**DATA EXCERPTS:**
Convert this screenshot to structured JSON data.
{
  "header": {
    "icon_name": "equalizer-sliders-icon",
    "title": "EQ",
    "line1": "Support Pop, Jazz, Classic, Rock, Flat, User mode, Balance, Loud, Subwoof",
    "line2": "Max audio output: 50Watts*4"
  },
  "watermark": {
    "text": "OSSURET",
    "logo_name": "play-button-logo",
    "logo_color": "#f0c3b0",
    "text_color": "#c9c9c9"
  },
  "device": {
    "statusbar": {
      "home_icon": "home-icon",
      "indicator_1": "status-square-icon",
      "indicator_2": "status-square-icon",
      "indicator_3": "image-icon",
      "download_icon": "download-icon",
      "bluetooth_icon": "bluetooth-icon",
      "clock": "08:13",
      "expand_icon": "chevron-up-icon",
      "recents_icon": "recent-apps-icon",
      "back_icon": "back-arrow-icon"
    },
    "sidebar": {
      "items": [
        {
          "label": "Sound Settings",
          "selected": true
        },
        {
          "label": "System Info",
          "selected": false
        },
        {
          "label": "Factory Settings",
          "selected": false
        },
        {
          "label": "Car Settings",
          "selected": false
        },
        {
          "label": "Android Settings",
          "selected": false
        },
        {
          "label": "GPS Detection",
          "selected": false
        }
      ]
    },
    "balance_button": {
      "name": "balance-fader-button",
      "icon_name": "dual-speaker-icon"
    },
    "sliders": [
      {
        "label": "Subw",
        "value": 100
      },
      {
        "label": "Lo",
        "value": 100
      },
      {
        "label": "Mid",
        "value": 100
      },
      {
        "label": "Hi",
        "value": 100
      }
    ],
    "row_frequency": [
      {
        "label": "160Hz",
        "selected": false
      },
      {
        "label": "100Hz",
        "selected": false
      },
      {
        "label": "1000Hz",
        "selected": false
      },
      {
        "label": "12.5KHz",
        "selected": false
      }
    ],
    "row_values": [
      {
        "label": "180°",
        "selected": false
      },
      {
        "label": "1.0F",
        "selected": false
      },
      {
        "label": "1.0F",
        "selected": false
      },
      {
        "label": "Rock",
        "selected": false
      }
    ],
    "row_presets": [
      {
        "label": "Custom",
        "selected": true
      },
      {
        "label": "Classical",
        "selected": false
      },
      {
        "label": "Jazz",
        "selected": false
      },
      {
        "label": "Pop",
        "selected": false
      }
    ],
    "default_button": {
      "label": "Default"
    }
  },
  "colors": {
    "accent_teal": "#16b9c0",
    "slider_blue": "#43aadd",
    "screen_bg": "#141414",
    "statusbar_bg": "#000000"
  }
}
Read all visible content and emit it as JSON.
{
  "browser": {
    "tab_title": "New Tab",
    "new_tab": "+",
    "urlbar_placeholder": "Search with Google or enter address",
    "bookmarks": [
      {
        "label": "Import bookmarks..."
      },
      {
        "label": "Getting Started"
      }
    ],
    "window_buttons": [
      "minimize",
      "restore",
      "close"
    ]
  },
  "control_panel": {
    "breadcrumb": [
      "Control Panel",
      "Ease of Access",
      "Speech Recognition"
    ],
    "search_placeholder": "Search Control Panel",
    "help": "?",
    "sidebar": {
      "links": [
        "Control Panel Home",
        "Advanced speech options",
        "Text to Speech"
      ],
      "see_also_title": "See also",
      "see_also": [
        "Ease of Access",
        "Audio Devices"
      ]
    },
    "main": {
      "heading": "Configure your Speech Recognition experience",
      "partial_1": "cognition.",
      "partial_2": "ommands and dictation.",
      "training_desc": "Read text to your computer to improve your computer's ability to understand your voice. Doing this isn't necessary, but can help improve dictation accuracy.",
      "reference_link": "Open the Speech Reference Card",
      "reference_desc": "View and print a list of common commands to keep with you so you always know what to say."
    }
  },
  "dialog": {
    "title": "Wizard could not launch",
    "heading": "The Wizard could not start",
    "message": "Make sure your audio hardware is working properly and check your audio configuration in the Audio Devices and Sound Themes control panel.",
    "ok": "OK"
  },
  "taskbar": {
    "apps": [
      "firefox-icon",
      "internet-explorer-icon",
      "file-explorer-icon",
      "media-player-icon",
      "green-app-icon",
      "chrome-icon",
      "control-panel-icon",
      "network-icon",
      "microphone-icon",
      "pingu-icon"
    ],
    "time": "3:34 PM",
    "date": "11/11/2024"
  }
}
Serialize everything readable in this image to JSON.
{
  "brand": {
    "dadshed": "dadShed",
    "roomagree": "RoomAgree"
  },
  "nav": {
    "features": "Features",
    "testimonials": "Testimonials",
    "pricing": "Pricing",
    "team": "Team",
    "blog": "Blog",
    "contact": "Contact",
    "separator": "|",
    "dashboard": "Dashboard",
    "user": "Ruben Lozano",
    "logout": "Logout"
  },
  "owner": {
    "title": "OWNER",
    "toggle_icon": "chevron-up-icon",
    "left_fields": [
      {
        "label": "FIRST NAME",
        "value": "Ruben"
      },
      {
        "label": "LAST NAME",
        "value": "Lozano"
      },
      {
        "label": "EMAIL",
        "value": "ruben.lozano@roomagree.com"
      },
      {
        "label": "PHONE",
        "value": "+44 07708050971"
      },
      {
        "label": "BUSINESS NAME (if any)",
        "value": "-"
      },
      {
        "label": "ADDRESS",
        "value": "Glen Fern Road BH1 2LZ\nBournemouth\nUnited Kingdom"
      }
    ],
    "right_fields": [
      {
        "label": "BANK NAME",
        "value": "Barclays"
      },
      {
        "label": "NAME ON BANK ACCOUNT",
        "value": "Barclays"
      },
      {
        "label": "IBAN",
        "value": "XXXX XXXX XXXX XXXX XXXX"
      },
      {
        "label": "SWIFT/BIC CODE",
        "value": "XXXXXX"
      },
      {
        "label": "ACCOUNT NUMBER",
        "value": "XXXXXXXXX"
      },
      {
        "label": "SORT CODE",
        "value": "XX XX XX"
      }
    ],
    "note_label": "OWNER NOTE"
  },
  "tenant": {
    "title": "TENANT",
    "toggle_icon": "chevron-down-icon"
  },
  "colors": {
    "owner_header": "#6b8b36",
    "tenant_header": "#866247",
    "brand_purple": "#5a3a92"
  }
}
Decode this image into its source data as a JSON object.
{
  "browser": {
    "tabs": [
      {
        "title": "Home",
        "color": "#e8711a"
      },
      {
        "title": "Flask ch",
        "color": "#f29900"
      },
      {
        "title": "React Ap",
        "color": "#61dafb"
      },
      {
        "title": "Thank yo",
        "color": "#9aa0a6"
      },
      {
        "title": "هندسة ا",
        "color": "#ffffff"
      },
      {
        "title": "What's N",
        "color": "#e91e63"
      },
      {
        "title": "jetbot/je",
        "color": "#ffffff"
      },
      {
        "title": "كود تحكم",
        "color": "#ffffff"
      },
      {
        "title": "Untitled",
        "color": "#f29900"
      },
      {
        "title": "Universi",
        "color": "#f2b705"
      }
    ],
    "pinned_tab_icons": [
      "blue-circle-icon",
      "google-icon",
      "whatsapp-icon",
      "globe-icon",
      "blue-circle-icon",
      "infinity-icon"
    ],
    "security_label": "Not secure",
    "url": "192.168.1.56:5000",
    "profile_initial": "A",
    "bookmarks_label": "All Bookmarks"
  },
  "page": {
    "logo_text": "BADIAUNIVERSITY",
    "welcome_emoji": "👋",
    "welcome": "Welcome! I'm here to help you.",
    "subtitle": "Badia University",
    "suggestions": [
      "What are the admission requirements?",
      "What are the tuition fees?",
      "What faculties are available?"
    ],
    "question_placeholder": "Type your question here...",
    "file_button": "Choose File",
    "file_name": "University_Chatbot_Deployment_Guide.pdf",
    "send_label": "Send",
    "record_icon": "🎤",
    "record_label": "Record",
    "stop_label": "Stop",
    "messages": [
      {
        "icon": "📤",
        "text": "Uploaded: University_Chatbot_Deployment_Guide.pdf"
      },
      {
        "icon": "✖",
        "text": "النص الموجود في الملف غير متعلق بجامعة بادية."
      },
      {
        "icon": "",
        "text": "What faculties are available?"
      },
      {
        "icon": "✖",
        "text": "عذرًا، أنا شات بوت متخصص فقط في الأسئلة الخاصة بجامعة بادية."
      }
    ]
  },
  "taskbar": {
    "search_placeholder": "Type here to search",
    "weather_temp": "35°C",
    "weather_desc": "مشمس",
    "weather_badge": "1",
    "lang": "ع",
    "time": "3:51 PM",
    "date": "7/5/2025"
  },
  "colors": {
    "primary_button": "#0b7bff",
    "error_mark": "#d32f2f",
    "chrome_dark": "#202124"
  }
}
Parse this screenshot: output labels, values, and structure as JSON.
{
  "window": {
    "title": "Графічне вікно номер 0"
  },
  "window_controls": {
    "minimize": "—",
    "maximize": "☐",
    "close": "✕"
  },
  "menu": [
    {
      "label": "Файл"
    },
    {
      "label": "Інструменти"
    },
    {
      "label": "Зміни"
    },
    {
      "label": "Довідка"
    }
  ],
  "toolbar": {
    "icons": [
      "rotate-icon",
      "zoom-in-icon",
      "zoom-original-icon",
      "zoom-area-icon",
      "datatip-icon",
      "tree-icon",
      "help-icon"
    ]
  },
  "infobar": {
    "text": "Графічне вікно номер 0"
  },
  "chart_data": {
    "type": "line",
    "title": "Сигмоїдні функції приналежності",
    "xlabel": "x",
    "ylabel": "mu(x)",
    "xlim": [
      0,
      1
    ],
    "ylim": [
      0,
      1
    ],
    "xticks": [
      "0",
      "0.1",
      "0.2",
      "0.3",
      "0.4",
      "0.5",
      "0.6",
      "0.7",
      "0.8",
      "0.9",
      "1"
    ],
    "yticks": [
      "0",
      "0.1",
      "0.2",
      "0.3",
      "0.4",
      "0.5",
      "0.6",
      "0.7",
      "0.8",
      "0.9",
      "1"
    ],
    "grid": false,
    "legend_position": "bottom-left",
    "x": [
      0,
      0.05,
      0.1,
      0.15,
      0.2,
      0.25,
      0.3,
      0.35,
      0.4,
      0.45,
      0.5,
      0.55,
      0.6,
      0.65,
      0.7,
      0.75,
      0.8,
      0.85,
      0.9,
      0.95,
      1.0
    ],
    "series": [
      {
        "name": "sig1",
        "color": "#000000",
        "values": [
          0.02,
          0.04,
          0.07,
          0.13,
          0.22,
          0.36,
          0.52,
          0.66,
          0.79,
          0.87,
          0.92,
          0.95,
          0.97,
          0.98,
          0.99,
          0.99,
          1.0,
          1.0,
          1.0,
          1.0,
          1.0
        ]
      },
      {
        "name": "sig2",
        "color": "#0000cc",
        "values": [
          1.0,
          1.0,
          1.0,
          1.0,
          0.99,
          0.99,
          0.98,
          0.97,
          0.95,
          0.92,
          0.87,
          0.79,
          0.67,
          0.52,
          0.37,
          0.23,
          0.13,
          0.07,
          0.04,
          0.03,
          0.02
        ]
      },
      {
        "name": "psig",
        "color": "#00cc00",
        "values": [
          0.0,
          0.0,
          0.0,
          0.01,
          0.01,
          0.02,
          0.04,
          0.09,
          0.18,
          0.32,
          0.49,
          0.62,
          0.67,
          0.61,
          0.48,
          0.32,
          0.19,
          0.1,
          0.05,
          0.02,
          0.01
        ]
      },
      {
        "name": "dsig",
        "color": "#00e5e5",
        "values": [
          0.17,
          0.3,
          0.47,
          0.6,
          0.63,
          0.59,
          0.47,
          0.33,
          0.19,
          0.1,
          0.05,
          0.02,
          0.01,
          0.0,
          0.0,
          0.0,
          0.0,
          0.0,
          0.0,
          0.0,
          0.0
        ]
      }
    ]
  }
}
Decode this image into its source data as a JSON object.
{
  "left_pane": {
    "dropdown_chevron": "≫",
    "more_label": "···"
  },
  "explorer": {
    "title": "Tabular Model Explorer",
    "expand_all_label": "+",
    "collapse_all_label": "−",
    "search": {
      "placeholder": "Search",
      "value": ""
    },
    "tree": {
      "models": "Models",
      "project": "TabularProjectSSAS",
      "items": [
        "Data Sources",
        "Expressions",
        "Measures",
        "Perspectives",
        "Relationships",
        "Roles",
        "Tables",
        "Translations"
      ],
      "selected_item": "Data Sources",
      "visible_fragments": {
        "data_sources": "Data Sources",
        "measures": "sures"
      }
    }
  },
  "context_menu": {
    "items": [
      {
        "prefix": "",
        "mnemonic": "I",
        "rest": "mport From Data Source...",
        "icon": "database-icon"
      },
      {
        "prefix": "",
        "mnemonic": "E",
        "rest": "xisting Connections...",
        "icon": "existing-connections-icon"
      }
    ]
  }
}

**TO BE DONE:**
Search the entries for the word "roomagree" and gather every line where it appears.

**COMPLETE OUTPUT:**
    "roomagree": "RoomAgree"
        "value": "ruben.lozano@roomagree.com"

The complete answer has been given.